> WHAT IS BEING ASKED: Write the records below out again exactly as given, with no images.

[Dataset rows]

□ □ □ □

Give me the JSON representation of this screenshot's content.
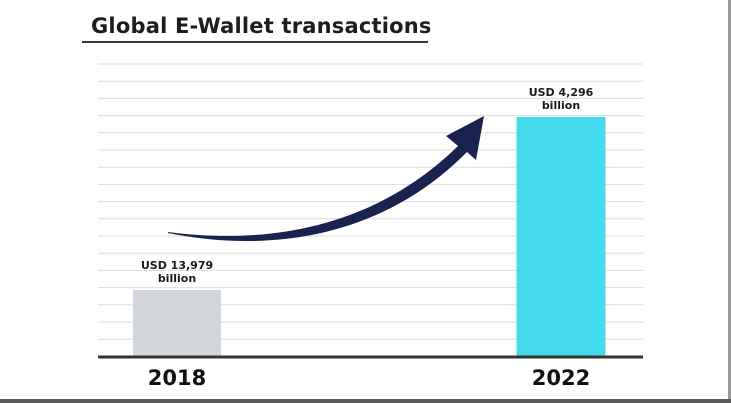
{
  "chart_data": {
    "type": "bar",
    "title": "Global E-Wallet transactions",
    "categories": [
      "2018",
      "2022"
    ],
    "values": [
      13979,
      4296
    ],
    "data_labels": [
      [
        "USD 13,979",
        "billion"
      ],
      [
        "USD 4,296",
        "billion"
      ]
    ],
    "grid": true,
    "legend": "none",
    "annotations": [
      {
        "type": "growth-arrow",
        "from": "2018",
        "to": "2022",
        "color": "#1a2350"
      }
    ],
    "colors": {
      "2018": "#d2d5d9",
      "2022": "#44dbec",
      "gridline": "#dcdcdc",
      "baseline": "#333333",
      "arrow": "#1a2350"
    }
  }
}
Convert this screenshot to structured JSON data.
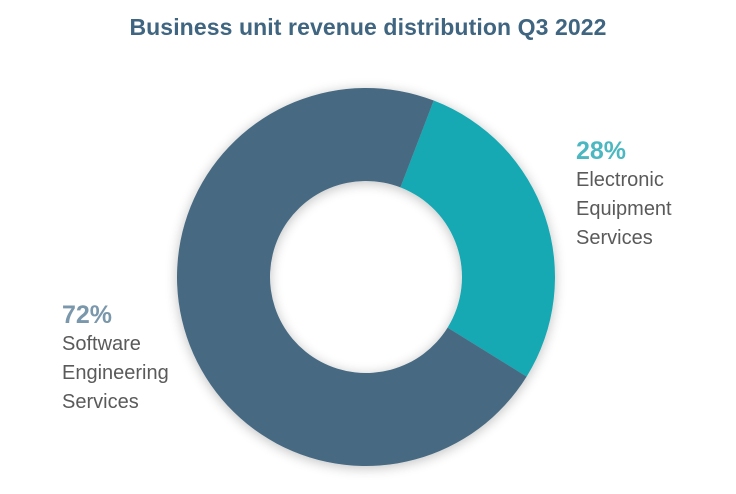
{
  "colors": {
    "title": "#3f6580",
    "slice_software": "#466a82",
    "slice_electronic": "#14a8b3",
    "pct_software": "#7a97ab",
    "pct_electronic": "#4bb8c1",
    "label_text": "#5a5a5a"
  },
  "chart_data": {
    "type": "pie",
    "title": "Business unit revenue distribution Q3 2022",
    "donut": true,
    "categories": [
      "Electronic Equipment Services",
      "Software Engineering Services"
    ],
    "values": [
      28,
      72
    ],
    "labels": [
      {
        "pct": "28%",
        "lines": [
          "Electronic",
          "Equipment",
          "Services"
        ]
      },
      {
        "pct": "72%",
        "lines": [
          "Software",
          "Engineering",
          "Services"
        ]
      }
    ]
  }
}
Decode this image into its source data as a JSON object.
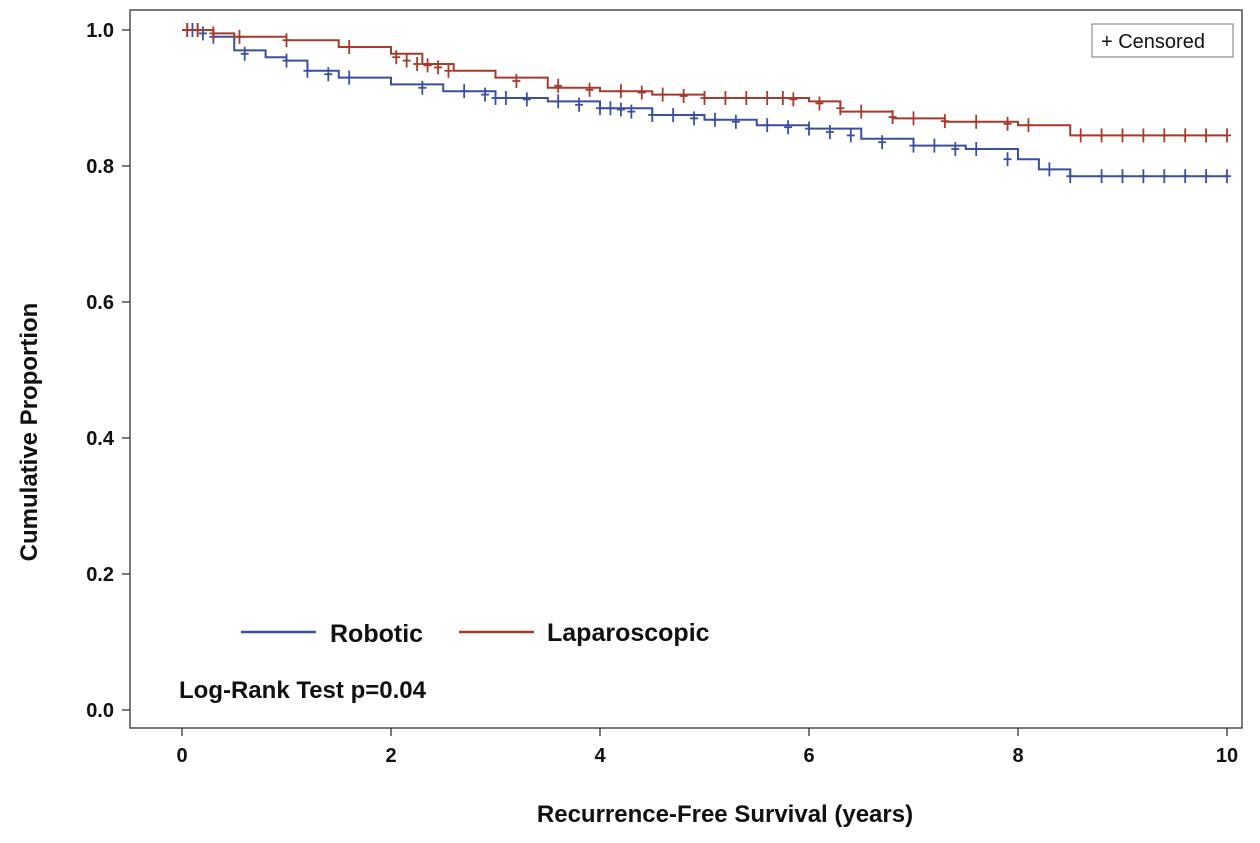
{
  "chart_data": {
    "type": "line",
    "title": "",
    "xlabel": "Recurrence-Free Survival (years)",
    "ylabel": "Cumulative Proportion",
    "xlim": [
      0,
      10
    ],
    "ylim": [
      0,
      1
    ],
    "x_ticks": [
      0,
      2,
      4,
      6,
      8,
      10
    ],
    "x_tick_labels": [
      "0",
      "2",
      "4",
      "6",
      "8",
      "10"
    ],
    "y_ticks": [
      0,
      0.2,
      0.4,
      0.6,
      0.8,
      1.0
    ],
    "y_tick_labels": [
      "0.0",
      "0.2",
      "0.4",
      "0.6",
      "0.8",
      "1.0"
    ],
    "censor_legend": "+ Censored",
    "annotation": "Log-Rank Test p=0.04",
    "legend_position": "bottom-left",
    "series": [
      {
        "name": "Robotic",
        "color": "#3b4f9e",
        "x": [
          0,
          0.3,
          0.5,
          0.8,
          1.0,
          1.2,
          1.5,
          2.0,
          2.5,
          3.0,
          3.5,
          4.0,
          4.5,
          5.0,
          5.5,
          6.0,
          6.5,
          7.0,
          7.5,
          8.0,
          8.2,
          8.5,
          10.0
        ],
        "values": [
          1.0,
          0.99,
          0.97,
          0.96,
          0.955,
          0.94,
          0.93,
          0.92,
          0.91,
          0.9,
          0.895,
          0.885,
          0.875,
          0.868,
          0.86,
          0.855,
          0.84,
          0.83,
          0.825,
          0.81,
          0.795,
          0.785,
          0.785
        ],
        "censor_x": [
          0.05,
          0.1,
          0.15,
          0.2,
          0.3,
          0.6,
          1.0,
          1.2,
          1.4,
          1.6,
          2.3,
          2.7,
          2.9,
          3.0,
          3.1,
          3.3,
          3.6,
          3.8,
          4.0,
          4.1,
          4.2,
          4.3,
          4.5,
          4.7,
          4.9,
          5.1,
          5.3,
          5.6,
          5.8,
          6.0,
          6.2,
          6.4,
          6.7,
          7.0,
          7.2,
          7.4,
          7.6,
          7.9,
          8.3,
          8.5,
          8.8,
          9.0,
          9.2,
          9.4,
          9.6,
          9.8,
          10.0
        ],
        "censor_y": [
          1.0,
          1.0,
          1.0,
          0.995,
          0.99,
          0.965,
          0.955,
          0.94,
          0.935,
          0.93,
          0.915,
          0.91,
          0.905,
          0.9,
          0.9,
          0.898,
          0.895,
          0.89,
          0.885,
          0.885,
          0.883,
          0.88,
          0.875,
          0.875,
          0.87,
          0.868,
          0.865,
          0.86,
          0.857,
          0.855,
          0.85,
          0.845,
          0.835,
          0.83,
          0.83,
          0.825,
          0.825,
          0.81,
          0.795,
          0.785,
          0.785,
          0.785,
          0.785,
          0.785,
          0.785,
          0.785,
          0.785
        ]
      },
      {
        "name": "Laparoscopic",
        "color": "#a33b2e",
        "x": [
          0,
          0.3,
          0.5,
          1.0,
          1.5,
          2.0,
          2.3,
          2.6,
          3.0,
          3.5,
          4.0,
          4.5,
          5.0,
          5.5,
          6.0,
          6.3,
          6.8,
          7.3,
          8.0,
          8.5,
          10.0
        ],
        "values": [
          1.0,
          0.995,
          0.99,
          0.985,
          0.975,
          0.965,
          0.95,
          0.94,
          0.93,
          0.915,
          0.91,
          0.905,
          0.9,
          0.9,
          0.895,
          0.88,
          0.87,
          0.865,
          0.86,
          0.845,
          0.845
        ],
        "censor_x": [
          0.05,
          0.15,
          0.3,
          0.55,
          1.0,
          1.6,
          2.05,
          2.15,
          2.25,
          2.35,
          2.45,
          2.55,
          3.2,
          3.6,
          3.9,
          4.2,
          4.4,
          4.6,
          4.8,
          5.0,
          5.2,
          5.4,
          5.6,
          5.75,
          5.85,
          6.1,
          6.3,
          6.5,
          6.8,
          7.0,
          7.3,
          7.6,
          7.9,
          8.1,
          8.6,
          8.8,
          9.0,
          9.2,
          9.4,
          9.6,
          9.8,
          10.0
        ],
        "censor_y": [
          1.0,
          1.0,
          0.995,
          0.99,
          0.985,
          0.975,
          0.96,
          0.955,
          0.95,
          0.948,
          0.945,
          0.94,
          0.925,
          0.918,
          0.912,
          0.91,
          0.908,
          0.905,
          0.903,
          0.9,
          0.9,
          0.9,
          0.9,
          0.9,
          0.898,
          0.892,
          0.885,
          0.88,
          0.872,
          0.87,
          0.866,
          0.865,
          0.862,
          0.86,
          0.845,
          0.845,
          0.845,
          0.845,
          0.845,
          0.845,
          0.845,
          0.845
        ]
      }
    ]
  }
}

□ □ □ □

> ANSWER FOR THIS EXERCISE:
Give me the JSON representation of this screenshot's content.
{
  "chart_data": {
    "type": "bar",
    "title": "Global E-Wallet transactions",
    "categories": [
      "2018",
      "2022"
    ],
    "values": [
      13979,
      4296
    ],
    "data_labels": [
      [
        "USD 13,979",
        "billion"
      ],
      [
        "USD 4,296",
        "billion"
      ]
    ],
    "grid": true,
    "legend": "none",
    "annotations": [
      {
        "type": "growth-arrow",
        "from": "2018",
        "to": "2022",
        "color": "#1a2350"
      }
    ],
    "colors": {
      "2018": "#d2d5d9",
      "2022": "#44dbec",
      "gridline": "#dcdcdc",
      "baseline": "#333333",
      "arrow": "#1a2350"
    }
  }
}
Convert this screenshot to structured JSON data.
{
  "colors": {
    "title": "#3f6580",
    "slice_software": "#466a82",
    "slice_electronic": "#14a8b3",
    "pct_software": "#7a97ab",
    "pct_electronic": "#4bb8c1",
    "label_text": "#5a5a5a"
  },
  "chart_data": {
    "type": "pie",
    "title": "Business unit revenue distribution Q3 2022",
    "donut": true,
    "categories": [
      "Electronic Equipment Services",
      "Software Engineering Services"
    ],
    "values": [
      28,
      72
    ],
    "labels": [
      {
        "pct": "28%",
        "lines": [
          "Electronic",
          "Equipment",
          "Services"
        ]
      },
      {
        "pct": "72%",
        "lines": [
          "Software",
          "Engineering",
          "Services"
        ]
      }
    ]
  }
}
Decode this image into its source data as a JSON object.
{
  "chart_data": {
    "type": "line",
    "title": "",
    "xlabel": "Recurrence-Free Survival (years)",
    "ylabel": "Cumulative Proportion",
    "xlim": [
      0,
      10
    ],
    "ylim": [
      0,
      1
    ],
    "x_ticks": [
      0,
      2,
      4,
      6,
      8,
      10
    ],
    "x_tick_labels": [
      "0",
      "2",
      "4",
      "6",
      "8",
      "10"
    ],
    "y_ticks": [
      0,
      0.2,
      0.4,
      0.6,
      0.8,
      1.0
    ],
    "y_tick_labels": [
      "0.0",
      "0.2",
      "0.4",
      "0.6",
      "0.8",
      "1.0"
    ],
    "censor_legend": "+ Censored",
    "annotation": "Log-Rank Test p=0.04",
    "legend_position": "bottom-left",
    "series": [
      {
        "name": "Robotic",
        "color": "#3b4f9e",
        "x": [
          0,
          0.3,
          0.5,
          0.8,
          1.0,
          1.2,
          1.5,
          2.0,
          2.5,
          3.0,
          3.5,
          4.0,
          4.5,
          5.0,
          5.5,
          6.0,
          6.5,
          7.0,
          7.5,
          8.0,
          8.2,
          8.5,
          10.0
        ],
        "values": [
          1.0,
          0.99,
          0.97,
          0.96,
          0.955,
          0.94,
          0.93,
          0.92,
          0.91,
          0.9,
          0.895,
          0.885,
          0.875,
          0.868,
          0.86,
          0.855,
          0.84,
          0.83,
          0.825,
          0.81,
          0.795,
          0.785,
          0.785
        ],
        "censor_x": [
          0.05,
          0.1,
          0.15,
          0.2,
          0.3,
          0.6,
          1.0,
          1.2,
          1.4,
          1.6,
          2.3,
          2.7,
          2.9,
          3.0,
          3.1,
          3.3,
          3.6,
          3.8,
          4.0,
          4.1,
          4.2,
          4.3,
          4.5,
          4.7,
          4.9,
          5.1,
          5.3,
          5.6,
          5.8,
          6.0,
          6.2,
          6.4,
          6.7,
          7.0,
          7.2,
          7.4,
          7.6,
          7.9,
          8.3,
          8.5,
          8.8,
          9.0,
          9.2,
          9.4,
          9.6,
          9.8,
          10.0
        ],
        "censor_y": [
          1.0,
          1.0,
          1.0,
          0.995,
          0.99,
          0.965,
          0.955,
          0.94,
          0.935,
          0.93,
          0.915,
          0.91,
          0.905,
          0.9,
          0.9,
          0.898,
          0.895,
          0.89,
          0.885,
          0.885,
          0.883,
          0.88,
          0.875,
          0.875,
          0.87,
          0.868,
          0.865,
          0.86,
          0.857,
          0.855,
          0.85,
          0.845,
          0.835,
          0.83,
          0.83,
          0.825,
          0.825,
          0.81,
          0.795,
          0.785,
          0.785,
          0.785,
          0.785,
          0.785,
          0.785,
          0.785,
          0.785
        ]
      },
      {
        "name": "Laparoscopic",
        "color": "#a33b2e",
        "x": [
          0,
          0.3,
          0.5,
          1.0,
          1.5,
          2.0,
          2.3,
          2.6,
          3.0,
          3.5,
          4.0,
          4.5,
          5.0,
          5.5,
          6.0,
          6.3,
          6.8,
          7.3,
          8.0,
          8.5,
          10.0
        ],
        "values": [
          1.0,
          0.995,
          0.99,
          0.985,
          0.975,
          0.965,
          0.95,
          0.94,
          0.93,
          0.915,
          0.91,
          0.905,
          0.9,
          0.9,
          0.895,
          0.88,
          0.87,
          0.865,
          0.86,
          0.845,
          0.845
        ],
        "censor_x": [
          0.05,
          0.15,
          0.3,
          0.55,
          1.0,
          1.6,
          2.05,
          2.15,
          2.25,
          2.35,
          2.45,
          2.55,
          3.2,
          3.6,
          3.9,
          4.2,
          4.4,
          4.6,
          4.8,
          5.0,
          5.2,
          5.4,
          5.6,
          5.75,
          5.85,
          6.1,
          6.3,
          6.5,
          6.8,
          7.0,
          7.3,
          7.6,
          7.9,
          8.1,
          8.6,
          8.8,
          9.0,
          9.2,
          9.4,
          9.6,
          9.8,
          10.0
        ],
        "censor_y": [
          1.0,
          1.0,
          0.995,
          0.99,
          0.985,
          0.975,
          0.96,
          0.955,
          0.95,
          0.948,
          0.945,
          0.94,
          0.925,
          0.918,
          0.912,
          0.91,
          0.908,
          0.905,
          0.903,
          0.9,
          0.9,
          0.9,
          0.9,
          0.9,
          0.898,
          0.892,
          0.885,
          0.88,
          0.872,
          0.87,
          0.866,
          0.865,
          0.862,
          0.86,
          0.845,
          0.845,
          0.845,
          0.845,
          0.845,
          0.845,
          0.845,
          0.845
        ]
      }
    ]
  }
}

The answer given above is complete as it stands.